» **Latihan**
Lanjutkan berita di bawah tentang keterwakilan perempuan dalam penyelenggaraan pemilu, dimulai tepat setelah kalimat terakhirnya.

TRIBUNNEWS.COM, JAKARTA - Keterwakilan perempuan di dalam penyelenggaraan pemilu dinilai masih belum maksimal.
Wakil Direktur Pusat Kajian Politik Universitas Indonesia (Puskapol UI) Hurriyah mengatakan hal itu dalam Netgrit Podcast bertema Keterwakilan Perempuan di Penyelenggaraan Pemilu dan Lembaga Legislatif, Rabu (30/11/2022).
"Keterwakilan numerik masih jauh ada peningkatan tapi masih jauh apalagi kebijakan kuota sudah sejak 2004," kata Hurriyah.
Padahal, menurut Hurriyah, kehadiran kaum perempuan dalam penyelenggara pemilu bisa memberikan warna dalam pengambilan keputusan.
Puskapol UI menilai ada perjuangan yang harus dibayar untuk mencapai harapan kesetaraan gender.
"Memang persoalan utamanya ada di partai karena kan parpol menjadi satu-satunya pemegang tiket untuk perempuan masuk ke dalam parlemen dan harus lewat pemilu dulu," tutur Hurriyah.

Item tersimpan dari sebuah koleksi
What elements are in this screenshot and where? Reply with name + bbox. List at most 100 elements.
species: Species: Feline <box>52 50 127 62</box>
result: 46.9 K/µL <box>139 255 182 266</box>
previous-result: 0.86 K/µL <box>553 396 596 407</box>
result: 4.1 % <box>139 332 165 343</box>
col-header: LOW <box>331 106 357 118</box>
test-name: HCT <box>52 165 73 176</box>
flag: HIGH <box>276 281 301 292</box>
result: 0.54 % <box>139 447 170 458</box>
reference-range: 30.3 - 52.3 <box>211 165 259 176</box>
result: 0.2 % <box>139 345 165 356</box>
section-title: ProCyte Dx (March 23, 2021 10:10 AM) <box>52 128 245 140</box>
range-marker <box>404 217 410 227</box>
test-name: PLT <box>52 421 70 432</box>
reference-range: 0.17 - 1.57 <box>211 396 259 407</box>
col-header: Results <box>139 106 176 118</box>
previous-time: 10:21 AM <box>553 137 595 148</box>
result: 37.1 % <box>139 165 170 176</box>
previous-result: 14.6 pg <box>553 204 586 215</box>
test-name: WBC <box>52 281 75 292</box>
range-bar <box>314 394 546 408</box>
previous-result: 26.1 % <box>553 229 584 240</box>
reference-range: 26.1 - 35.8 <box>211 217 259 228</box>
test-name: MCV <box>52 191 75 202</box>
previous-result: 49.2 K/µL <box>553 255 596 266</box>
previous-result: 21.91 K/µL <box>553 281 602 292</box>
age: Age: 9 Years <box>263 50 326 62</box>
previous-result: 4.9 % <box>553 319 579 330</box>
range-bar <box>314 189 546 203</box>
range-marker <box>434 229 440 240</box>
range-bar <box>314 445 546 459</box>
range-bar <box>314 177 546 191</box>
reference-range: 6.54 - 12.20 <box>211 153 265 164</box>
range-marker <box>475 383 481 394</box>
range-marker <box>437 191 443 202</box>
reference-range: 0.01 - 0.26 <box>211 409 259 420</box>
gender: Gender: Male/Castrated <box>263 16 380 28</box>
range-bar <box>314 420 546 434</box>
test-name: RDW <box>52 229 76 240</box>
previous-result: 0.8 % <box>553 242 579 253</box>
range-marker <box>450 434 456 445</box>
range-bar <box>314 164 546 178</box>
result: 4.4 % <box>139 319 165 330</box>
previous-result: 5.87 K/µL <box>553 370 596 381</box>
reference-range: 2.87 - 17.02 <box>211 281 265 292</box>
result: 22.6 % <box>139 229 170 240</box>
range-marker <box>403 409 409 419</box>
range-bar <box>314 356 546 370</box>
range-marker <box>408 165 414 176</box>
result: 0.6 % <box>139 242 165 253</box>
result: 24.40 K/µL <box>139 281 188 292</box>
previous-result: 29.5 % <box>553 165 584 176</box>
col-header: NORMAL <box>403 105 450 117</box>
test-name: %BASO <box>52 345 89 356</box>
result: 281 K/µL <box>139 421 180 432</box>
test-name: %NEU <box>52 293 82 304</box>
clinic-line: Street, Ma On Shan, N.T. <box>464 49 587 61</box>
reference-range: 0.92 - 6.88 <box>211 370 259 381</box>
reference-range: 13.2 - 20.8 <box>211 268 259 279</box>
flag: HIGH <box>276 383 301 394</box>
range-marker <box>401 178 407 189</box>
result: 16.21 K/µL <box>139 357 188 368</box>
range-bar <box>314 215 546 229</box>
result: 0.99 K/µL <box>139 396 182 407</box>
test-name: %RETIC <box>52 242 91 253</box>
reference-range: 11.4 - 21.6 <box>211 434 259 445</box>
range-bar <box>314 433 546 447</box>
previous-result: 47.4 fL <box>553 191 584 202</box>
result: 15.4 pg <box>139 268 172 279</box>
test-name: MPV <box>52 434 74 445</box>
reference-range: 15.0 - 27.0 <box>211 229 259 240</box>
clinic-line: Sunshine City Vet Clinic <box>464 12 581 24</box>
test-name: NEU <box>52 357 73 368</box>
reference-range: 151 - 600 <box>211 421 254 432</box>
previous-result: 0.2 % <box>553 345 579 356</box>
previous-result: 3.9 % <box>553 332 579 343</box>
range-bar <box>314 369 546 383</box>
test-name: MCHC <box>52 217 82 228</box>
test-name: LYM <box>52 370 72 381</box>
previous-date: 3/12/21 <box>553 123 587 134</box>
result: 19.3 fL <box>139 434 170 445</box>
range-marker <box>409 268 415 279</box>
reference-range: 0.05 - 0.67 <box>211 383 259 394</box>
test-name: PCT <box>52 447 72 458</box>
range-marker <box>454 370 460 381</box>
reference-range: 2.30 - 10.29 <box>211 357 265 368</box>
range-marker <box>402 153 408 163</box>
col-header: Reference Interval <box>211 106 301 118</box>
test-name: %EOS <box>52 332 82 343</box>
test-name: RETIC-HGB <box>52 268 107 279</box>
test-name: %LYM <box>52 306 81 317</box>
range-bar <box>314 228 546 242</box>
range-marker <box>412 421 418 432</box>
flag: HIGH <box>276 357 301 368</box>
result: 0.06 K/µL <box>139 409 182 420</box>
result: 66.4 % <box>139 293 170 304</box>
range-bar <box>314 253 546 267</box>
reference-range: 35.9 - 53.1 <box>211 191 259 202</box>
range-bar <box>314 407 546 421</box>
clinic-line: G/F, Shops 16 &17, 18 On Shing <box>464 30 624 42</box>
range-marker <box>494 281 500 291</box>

» **Jawaban**
Hurriyah menegaskan selama ini terjadi uneven playing field atau ruang kompetisi yang tidak setara.
"Ada banyak persoalan ketika mau masuk ke parpol, kebijakan kuota itu lebih banyak digunakan partai untuk melanggengkan kepentingan mereka.'
"Mereka melakukan kebijakan afirmatif sebagai syarat pencalonan," tukasnya.
Namun ketika perempuan direkrut masuk ke dalam parpol kemudian ditinggalkan, dalam artian kader perempuan ini harus berjuang sendiri.
"Padahal ada kultur, modal ekonomi, jejaring, penguasaan resources, dan akses."
"Inilah yang membuat angkanya menjadi tidak imbang," ucap Hurriyah.
Studi terakhir yang dilakukan Puskapol UI, perempuan yang terpilih di 2019 adalah mereka yang memiliki hubungan kekerabatan dengan parpol.(*)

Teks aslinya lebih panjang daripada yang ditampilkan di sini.